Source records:

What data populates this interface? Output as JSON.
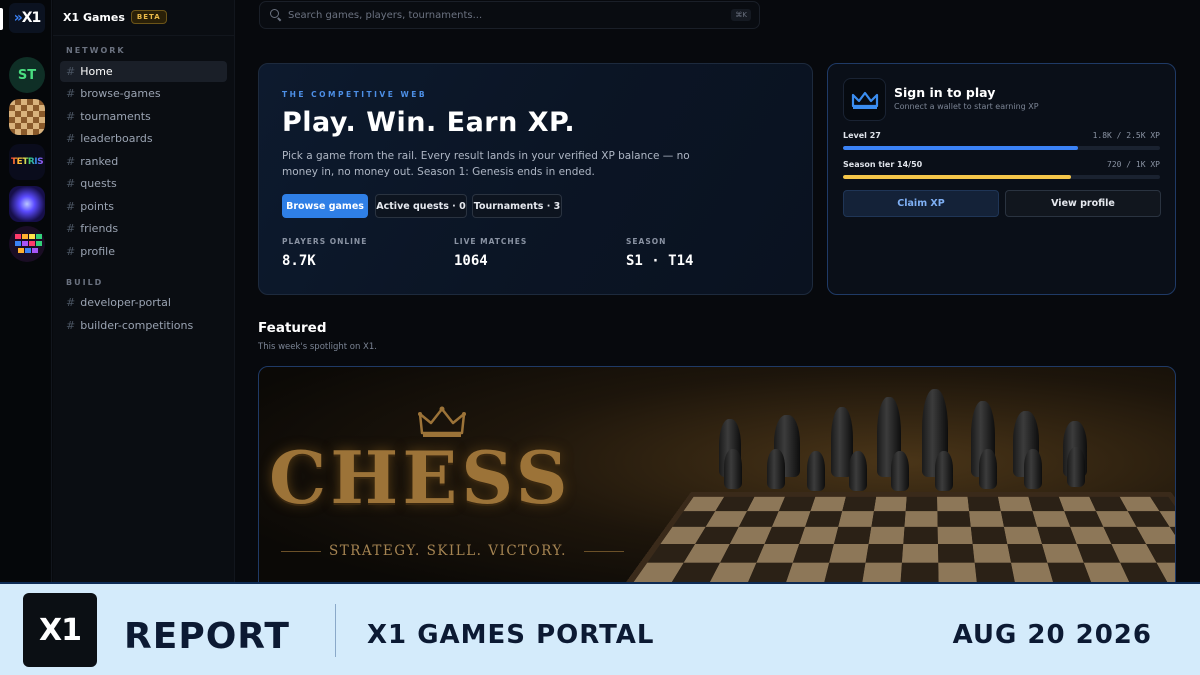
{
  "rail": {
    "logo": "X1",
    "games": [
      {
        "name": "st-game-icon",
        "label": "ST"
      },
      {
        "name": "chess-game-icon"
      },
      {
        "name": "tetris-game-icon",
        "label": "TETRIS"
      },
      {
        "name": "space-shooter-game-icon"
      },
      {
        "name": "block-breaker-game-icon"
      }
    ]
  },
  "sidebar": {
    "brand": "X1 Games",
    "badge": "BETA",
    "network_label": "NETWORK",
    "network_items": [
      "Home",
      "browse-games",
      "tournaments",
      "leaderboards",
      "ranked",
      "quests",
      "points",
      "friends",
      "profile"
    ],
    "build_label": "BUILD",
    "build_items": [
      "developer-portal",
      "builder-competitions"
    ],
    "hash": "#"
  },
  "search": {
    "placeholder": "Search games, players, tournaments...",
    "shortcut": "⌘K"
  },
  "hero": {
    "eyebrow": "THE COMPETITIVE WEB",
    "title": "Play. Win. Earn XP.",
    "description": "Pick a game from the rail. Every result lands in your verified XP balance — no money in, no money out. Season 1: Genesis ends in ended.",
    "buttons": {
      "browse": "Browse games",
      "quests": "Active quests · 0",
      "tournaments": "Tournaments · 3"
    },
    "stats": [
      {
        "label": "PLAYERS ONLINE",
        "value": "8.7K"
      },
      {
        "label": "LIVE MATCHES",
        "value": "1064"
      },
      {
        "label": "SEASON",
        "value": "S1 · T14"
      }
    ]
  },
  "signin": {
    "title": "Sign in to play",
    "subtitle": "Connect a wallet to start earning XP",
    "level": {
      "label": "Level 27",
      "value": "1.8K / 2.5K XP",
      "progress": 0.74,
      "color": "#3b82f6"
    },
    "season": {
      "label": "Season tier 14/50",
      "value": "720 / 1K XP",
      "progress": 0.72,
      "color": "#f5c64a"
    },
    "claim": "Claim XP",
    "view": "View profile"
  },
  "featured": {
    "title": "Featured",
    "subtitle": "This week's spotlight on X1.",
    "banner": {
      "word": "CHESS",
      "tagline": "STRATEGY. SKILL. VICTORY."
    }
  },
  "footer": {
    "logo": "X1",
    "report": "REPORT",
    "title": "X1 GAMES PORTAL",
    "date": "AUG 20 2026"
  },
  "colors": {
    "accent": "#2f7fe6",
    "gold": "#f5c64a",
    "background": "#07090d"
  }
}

■ **Task description**
The answer must consist of every line in the records above that contains the word "rail".

■ **Task answer**
  "rail": {
    "description": "Pick a game from the rail. Every result lands in your verified XP balance — no money in, no money out. Season 1: Genesis ends in ended.",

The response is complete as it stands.